Required work — In the material below, identify each line bearing the word "xlabel". Reproduce those lines.

Supplied material —
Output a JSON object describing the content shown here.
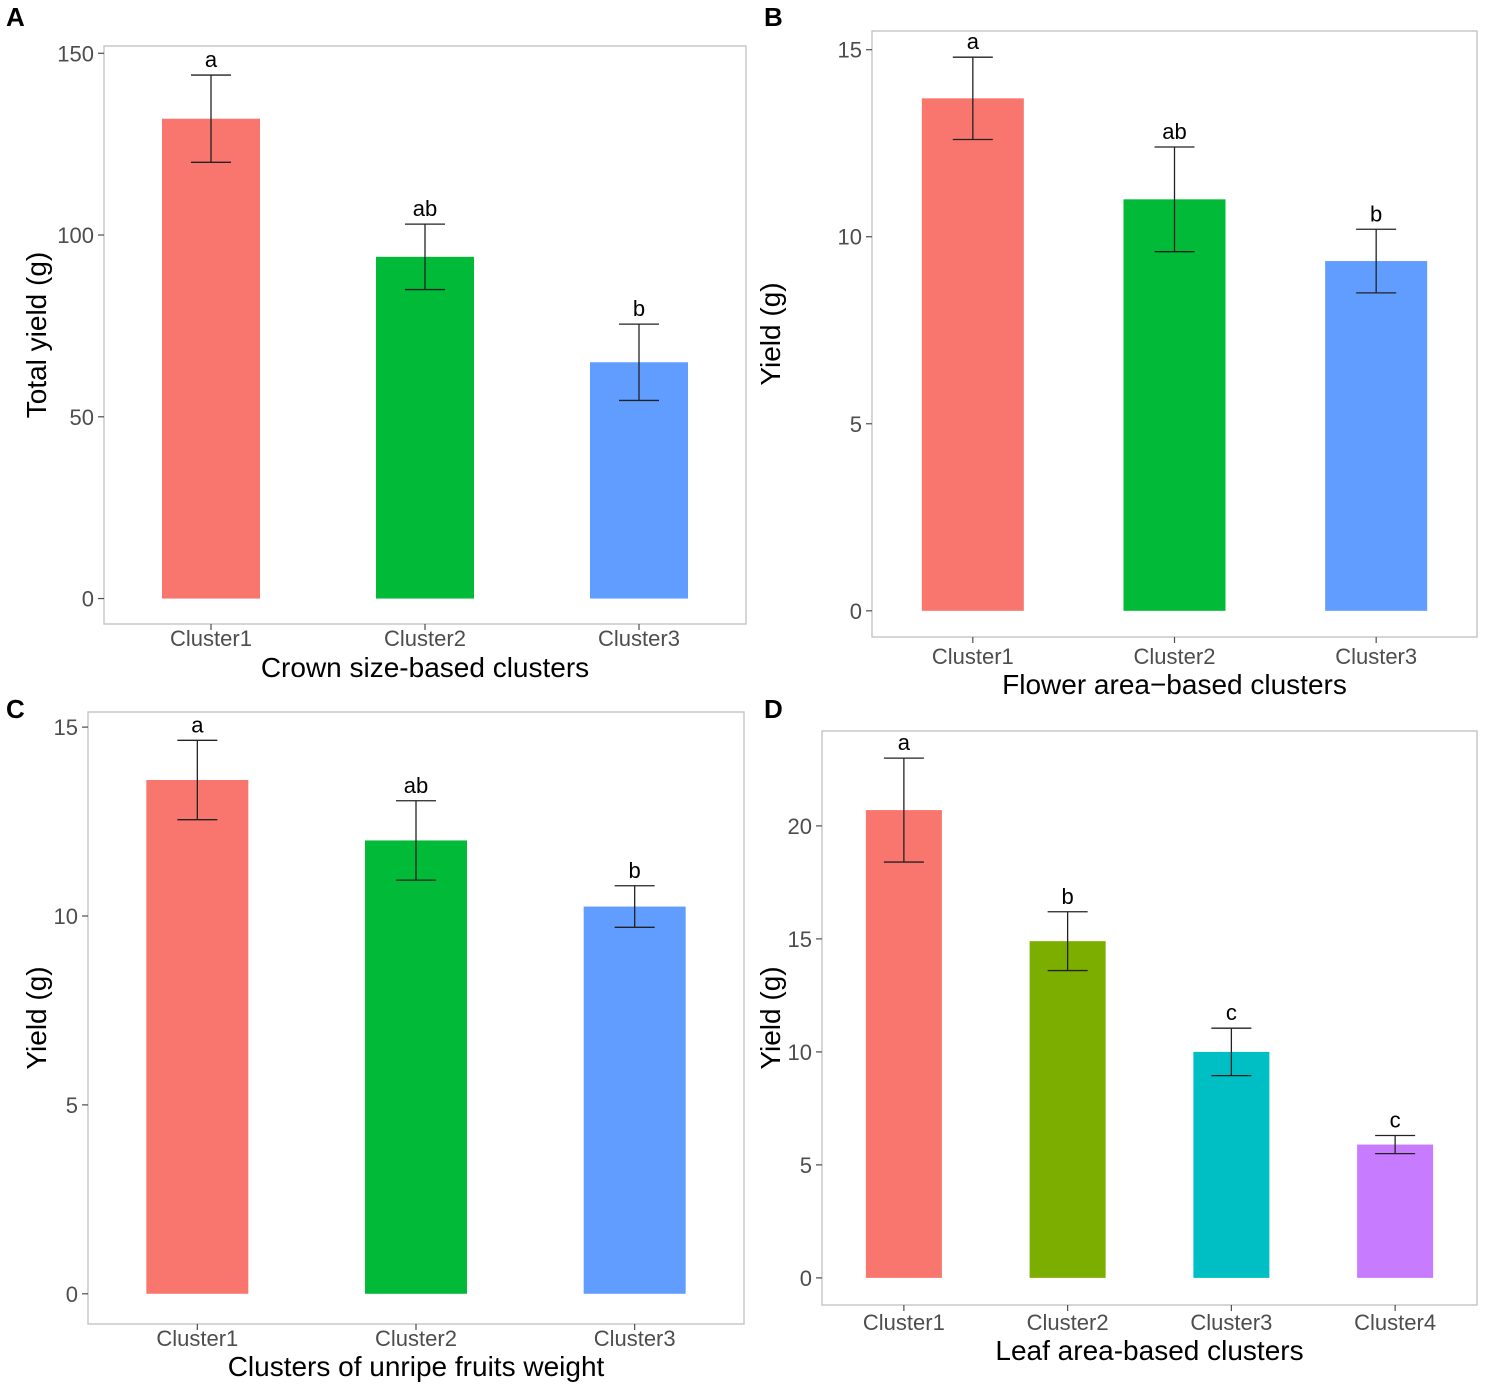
{
  "chart_data": [
    {
      "panel": "A",
      "type": "bar",
      "xlabel": "Crown size-based clusters",
      "ylabel": "Total yield (g)",
      "ylim": [
        -7,
        152
      ],
      "yticks": [
        0,
        50,
        100,
        150
      ],
      "categories": [
        "Cluster1",
        "Cluster2",
        "Cluster3"
      ],
      "values": [
        132,
        94,
        65
      ],
      "errors": [
        12,
        9,
        10.5
      ],
      "significance": [
        "a",
        "ab",
        "b"
      ],
      "colors": [
        "#F8766D",
        "#00BA38",
        "#619CFF"
      ]
    },
    {
      "panel": "B",
      "type": "bar",
      "xlabel": "Flower area−based clusters",
      "ylabel": "Yield (g)",
      "ylim": [
        -0.7,
        15.5
      ],
      "yticks": [
        0,
        5,
        10,
        15
      ],
      "categories": [
        "Cluster1",
        "Cluster2",
        "Cluster3"
      ],
      "values": [
        13.7,
        11.0,
        9.35
      ],
      "errors": [
        1.1,
        1.4,
        0.85
      ],
      "significance": [
        "a",
        "ab",
        "b"
      ],
      "colors": [
        "#F8766D",
        "#00BA38",
        "#619CFF"
      ]
    },
    {
      "panel": "C",
      "type": "bar",
      "xlabel": "Clusters of unripe fruits weight",
      "ylabel": "Yield (g)",
      "ylim": [
        -0.8,
        15.4
      ],
      "yticks": [
        0,
        5,
        10,
        15
      ],
      "categories": [
        "Cluster1",
        "Cluster2",
        "Cluster3"
      ],
      "values": [
        13.6,
        12.0,
        10.25
      ],
      "errors": [
        1.05,
        1.05,
        0.55
      ],
      "significance": [
        "a",
        "ab",
        "b"
      ],
      "colors": [
        "#F8766D",
        "#00BA38",
        "#619CFF"
      ]
    },
    {
      "panel": "D",
      "type": "bar",
      "xlabel": "Leaf area-based clusters",
      "ylabel": "Yield (g)",
      "ylim": [
        -1.2,
        24.2
      ],
      "yticks": [
        0,
        5,
        10,
        15,
        20
      ],
      "categories": [
        "Cluster1",
        "Cluster2",
        "Cluster3",
        "Cluster4"
      ],
      "values": [
        20.7,
        14.9,
        10.0,
        5.9
      ],
      "errors": [
        2.3,
        1.3,
        1.05,
        0.4
      ],
      "significance": [
        "a",
        "b",
        "c",
        "c"
      ],
      "colors": [
        "#F8766D",
        "#7CAE00",
        "#00BFC4",
        "#C77CFF"
      ]
    }
  ]
}
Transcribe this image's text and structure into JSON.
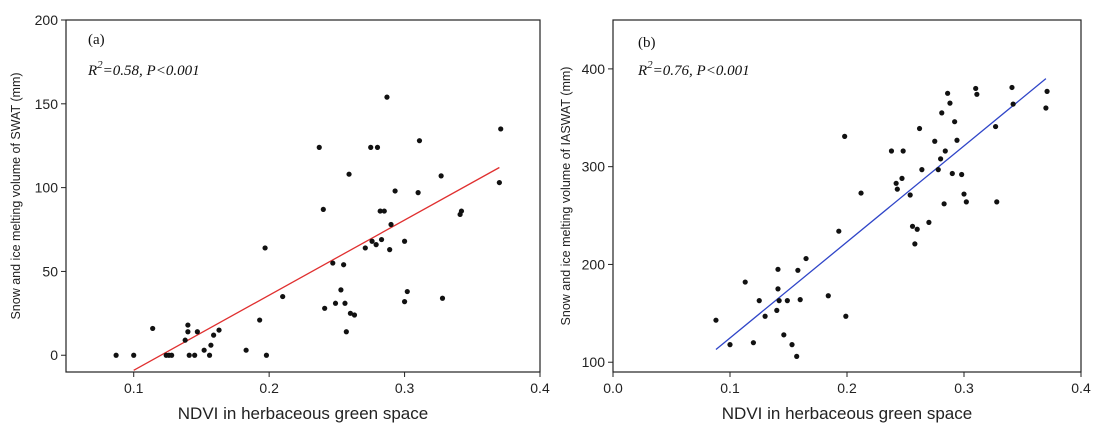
{
  "chart_data": [
    {
      "type": "scatter",
      "panel_label": "(a)",
      "annotation_r2": "R",
      "annotation_sup": "2",
      "annotation_rest": "=0.58, P<0.001",
      "xlabel": "NDVI in herbaceous green space",
      "ylabel": "Snow and ice melting volume of SWAT (mm)",
      "xlim": [
        0.05,
        0.4
      ],
      "ylim": [
        -10,
        200
      ],
      "xticks": [
        "0.1",
        "0.2",
        "0.3",
        "0.4"
      ],
      "yticks": [
        "0",
        "50",
        "100",
        "150",
        "200"
      ],
      "fit_color": "#e03030",
      "fit_line": [
        [
          0.1,
          -9
        ],
        [
          0.37,
          112
        ]
      ],
      "points": [
        [
          0.087,
          0
        ],
        [
          0.1,
          0
        ],
        [
          0.114,
          16
        ],
        [
          0.124,
          0
        ],
        [
          0.126,
          0
        ],
        [
          0.128,
          0
        ],
        [
          0.138,
          9
        ],
        [
          0.14,
          18
        ],
        [
          0.14,
          14
        ],
        [
          0.141,
          0
        ],
        [
          0.145,
          0
        ],
        [
          0.147,
          14
        ],
        [
          0.152,
          3
        ],
        [
          0.156,
          0
        ],
        [
          0.157,
          6
        ],
        [
          0.159,
          12
        ],
        [
          0.163,
          15
        ],
        [
          0.183,
          3
        ],
        [
          0.193,
          21
        ],
        [
          0.197,
          64
        ],
        [
          0.198,
          0
        ],
        [
          0.21,
          35
        ],
        [
          0.237,
          124
        ],
        [
          0.24,
          87
        ],
        [
          0.241,
          28
        ],
        [
          0.247,
          55
        ],
        [
          0.249,
          31
        ],
        [
          0.253,
          39
        ],
        [
          0.255,
          54
        ],
        [
          0.256,
          31
        ],
        [
          0.257,
          14
        ],
        [
          0.259,
          108
        ],
        [
          0.26,
          25
        ],
        [
          0.263,
          24
        ],
        [
          0.271,
          64
        ],
        [
          0.275,
          124
        ],
        [
          0.276,
          68
        ],
        [
          0.279,
          66
        ],
        [
          0.28,
          124
        ],
        [
          0.282,
          86
        ],
        [
          0.283,
          69
        ],
        [
          0.285,
          86
        ],
        [
          0.287,
          154
        ],
        [
          0.289,
          63
        ],
        [
          0.29,
          78
        ],
        [
          0.293,
          98
        ],
        [
          0.3,
          32
        ],
        [
          0.3,
          68
        ],
        [
          0.302,
          38
        ],
        [
          0.31,
          97
        ],
        [
          0.311,
          128
        ],
        [
          0.327,
          107
        ],
        [
          0.328,
          34
        ],
        [
          0.341,
          84
        ],
        [
          0.342,
          86
        ],
        [
          0.37,
          103
        ],
        [
          0.371,
          135
        ]
      ]
    },
    {
      "type": "scatter",
      "panel_label": "(b)",
      "annotation_r2": "R",
      "annotation_sup": "2",
      "annotation_rest": "=0.76, P<0.001",
      "xlabel": "NDVI in herbaceous green space",
      "ylabel": "Snow and ice melting volume of IASWAT (mm)",
      "xlim": [
        0.0,
        0.4
      ],
      "ylim": [
        90,
        450
      ],
      "xticks": [
        "0.0",
        "0.1",
        "0.2",
        "0.3",
        "0.4"
      ],
      "yticks": [
        "100",
        "200",
        "300",
        "400"
      ],
      "fit_color": "#2f45c8",
      "fit_line": [
        [
          0.088,
          113
        ],
        [
          0.37,
          390
        ]
      ],
      "points": [
        [
          0.088,
          143
        ],
        [
          0.1,
          118
        ],
        [
          0.113,
          182
        ],
        [
          0.12,
          120
        ],
        [
          0.125,
          163
        ],
        [
          0.13,
          147
        ],
        [
          0.14,
          153
        ],
        [
          0.141,
          175
        ],
        [
          0.141,
          195
        ],
        [
          0.142,
          163
        ],
        [
          0.146,
          128
        ],
        [
          0.149,
          163
        ],
        [
          0.153,
          118
        ],
        [
          0.157,
          106
        ],
        [
          0.158,
          194
        ],
        [
          0.16,
          164
        ],
        [
          0.165,
          206
        ],
        [
          0.184,
          168
        ],
        [
          0.193,
          234
        ],
        [
          0.198,
          331
        ],
        [
          0.199,
          147
        ],
        [
          0.212,
          273
        ],
        [
          0.238,
          316
        ],
        [
          0.242,
          283
        ],
        [
          0.243,
          277
        ],
        [
          0.247,
          288
        ],
        [
          0.248,
          316
        ],
        [
          0.254,
          271
        ],
        [
          0.256,
          239
        ],
        [
          0.258,
          221
        ],
        [
          0.26,
          236
        ],
        [
          0.262,
          339
        ],
        [
          0.264,
          297
        ],
        [
          0.27,
          243
        ],
        [
          0.275,
          326
        ],
        [
          0.278,
          297
        ],
        [
          0.28,
          308
        ],
        [
          0.281,
          355
        ],
        [
          0.283,
          262
        ],
        [
          0.284,
          316
        ],
        [
          0.286,
          375
        ],
        [
          0.288,
          365
        ],
        [
          0.29,
          293
        ],
        [
          0.292,
          346
        ],
        [
          0.294,
          327
        ],
        [
          0.298,
          292
        ],
        [
          0.3,
          272
        ],
        [
          0.302,
          264
        ],
        [
          0.31,
          380
        ],
        [
          0.311,
          374
        ],
        [
          0.327,
          341
        ],
        [
          0.328,
          264
        ],
        [
          0.341,
          381
        ],
        [
          0.342,
          364
        ],
        [
          0.37,
          360
        ],
        [
          0.371,
          377
        ]
      ]
    }
  ]
}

Exercise result —
      "xlabel": "Crown size-based clusters",
      "xlabel": "Flower area−based clusters",
      "xlabel": "Clusters of unripe fruits weight",
      "xlabel": "Leaf area-based clusters",
      "xlabel": "NDVI in herbaceous green space",
      "xlabel": "NDVI in herbaceous green space",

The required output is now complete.